**What the exercise asks:** Filter out everything except lines holding "market".

══ Input

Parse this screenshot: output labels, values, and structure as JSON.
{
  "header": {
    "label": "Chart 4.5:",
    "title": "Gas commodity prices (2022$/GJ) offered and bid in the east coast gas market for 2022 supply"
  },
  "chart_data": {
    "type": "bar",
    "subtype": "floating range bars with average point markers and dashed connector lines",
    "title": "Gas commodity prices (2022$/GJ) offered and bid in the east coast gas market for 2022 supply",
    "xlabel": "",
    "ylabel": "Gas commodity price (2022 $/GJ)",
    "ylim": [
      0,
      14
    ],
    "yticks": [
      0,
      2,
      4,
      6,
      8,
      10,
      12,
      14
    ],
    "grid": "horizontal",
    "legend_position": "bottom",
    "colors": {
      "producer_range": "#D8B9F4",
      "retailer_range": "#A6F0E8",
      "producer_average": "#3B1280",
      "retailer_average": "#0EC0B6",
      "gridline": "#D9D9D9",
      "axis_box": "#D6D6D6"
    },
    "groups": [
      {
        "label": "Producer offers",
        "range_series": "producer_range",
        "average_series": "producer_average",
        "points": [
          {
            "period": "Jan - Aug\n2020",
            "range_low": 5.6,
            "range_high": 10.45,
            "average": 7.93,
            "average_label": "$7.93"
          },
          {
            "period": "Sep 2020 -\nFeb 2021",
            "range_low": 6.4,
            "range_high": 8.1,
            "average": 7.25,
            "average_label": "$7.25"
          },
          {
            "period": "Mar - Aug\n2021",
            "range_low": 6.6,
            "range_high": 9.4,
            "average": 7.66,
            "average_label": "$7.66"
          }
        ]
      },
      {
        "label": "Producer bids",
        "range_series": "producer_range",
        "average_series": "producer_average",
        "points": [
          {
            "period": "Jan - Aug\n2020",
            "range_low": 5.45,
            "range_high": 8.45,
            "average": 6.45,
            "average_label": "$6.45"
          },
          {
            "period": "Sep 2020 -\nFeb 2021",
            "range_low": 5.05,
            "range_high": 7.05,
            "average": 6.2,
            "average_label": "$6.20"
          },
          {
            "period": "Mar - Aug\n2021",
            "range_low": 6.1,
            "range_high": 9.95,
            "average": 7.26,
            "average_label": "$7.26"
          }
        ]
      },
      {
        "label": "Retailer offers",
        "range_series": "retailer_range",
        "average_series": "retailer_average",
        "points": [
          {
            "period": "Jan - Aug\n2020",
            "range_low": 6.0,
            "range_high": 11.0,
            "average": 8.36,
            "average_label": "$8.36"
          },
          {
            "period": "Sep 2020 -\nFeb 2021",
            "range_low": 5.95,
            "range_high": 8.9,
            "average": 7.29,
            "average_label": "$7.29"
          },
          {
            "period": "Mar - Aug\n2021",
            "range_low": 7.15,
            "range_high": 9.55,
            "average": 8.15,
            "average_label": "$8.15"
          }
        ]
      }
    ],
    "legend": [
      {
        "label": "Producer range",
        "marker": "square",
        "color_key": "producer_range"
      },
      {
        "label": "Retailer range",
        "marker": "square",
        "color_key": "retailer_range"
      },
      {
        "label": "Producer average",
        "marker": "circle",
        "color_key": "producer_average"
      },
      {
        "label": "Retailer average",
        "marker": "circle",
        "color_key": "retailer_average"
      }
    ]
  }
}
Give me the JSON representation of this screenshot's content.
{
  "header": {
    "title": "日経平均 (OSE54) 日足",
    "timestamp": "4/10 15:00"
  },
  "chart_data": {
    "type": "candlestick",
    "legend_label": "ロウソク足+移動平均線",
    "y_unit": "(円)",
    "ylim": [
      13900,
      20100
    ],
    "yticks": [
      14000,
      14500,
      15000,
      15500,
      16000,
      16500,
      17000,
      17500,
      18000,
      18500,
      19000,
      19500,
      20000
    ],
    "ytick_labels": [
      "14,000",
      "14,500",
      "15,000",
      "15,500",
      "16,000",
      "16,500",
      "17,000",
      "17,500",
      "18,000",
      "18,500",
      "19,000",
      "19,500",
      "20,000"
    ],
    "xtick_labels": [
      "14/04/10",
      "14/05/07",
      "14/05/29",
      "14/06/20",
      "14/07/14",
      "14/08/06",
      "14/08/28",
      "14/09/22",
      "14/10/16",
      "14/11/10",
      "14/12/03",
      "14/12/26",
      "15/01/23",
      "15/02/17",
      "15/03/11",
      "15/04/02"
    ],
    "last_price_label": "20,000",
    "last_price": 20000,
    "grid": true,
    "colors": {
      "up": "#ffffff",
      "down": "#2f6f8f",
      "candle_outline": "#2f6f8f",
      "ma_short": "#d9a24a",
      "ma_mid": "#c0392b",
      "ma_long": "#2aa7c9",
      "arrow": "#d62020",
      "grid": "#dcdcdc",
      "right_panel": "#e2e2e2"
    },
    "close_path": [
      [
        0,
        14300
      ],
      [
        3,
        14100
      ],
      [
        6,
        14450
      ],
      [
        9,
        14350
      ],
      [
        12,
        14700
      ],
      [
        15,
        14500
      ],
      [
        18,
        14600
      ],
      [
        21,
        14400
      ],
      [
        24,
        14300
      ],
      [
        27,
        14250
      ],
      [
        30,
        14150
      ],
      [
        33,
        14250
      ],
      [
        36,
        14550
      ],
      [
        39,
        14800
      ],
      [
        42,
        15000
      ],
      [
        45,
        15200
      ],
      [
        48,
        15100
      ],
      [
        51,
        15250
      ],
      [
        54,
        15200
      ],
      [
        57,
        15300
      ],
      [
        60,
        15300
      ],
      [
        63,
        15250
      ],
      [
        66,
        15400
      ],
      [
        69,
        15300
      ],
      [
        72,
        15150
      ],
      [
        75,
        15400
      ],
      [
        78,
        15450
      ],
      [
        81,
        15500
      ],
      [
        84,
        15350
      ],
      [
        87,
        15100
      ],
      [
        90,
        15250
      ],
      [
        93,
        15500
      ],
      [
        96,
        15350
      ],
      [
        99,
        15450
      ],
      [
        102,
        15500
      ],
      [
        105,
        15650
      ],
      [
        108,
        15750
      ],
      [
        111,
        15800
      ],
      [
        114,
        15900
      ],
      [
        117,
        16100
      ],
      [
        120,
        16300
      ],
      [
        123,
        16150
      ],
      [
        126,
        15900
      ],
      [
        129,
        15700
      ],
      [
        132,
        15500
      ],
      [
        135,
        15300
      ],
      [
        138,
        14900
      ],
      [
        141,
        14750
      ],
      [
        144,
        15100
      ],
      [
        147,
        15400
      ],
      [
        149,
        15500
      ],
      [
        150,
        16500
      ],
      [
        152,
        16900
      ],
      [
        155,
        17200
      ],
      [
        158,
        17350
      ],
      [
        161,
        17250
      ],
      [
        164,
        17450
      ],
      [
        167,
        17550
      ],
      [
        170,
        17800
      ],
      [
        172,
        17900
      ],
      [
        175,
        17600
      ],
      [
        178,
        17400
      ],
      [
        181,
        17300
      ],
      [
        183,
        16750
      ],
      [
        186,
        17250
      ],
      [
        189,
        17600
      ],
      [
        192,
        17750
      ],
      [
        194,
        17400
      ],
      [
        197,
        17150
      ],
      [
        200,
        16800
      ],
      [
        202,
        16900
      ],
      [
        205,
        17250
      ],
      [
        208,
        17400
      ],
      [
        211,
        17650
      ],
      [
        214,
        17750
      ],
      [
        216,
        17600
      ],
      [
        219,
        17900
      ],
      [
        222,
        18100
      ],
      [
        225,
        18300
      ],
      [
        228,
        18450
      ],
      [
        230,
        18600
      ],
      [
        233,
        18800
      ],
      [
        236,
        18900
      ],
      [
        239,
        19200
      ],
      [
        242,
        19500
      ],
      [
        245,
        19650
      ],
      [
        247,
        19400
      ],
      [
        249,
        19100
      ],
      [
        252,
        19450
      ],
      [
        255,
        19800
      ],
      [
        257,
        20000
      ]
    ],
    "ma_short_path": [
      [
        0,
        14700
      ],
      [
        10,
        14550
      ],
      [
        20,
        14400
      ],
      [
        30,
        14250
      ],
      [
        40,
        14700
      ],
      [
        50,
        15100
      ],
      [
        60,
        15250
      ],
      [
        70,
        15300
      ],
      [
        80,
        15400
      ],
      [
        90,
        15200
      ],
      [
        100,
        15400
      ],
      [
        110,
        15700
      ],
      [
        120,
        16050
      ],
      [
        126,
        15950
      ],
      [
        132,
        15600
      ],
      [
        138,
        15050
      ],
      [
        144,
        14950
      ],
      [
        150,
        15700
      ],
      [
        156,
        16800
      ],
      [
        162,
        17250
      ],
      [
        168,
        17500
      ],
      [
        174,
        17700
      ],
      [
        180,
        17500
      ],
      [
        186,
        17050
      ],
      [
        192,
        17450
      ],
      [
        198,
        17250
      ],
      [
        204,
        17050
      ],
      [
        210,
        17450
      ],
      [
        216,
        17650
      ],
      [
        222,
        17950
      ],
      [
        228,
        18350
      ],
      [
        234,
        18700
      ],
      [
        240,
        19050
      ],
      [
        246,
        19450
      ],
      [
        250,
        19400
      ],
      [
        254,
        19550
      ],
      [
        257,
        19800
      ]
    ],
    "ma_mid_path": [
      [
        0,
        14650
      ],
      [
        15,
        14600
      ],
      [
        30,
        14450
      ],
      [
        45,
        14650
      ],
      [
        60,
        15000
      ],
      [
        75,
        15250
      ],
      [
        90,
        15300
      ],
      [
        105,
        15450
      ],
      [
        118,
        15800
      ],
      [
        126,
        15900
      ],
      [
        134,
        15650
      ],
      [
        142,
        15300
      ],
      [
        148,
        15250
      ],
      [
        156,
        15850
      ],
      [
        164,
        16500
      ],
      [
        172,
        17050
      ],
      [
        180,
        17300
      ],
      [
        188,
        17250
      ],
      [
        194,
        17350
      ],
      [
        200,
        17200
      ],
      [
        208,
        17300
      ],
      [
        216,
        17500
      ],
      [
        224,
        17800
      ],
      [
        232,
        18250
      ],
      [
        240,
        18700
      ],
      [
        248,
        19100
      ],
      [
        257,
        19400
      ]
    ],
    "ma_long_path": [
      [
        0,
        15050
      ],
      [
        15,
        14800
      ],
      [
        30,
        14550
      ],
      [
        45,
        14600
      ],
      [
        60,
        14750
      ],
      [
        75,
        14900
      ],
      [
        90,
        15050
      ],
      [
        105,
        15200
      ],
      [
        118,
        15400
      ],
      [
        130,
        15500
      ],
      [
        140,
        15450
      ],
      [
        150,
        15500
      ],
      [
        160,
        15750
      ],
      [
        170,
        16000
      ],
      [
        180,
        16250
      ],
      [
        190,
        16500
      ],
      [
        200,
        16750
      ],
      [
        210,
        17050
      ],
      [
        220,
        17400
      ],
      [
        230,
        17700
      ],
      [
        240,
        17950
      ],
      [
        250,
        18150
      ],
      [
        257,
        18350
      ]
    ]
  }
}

════

**Finished exercise:**
    "title": "Gas commodity prices (2022$/GJ) offered and bid in the east coast gas market for 2022 supply"
    "title": "Gas commodity prices (2022$/GJ) offered and bid in the east coast gas market for 2022 supply",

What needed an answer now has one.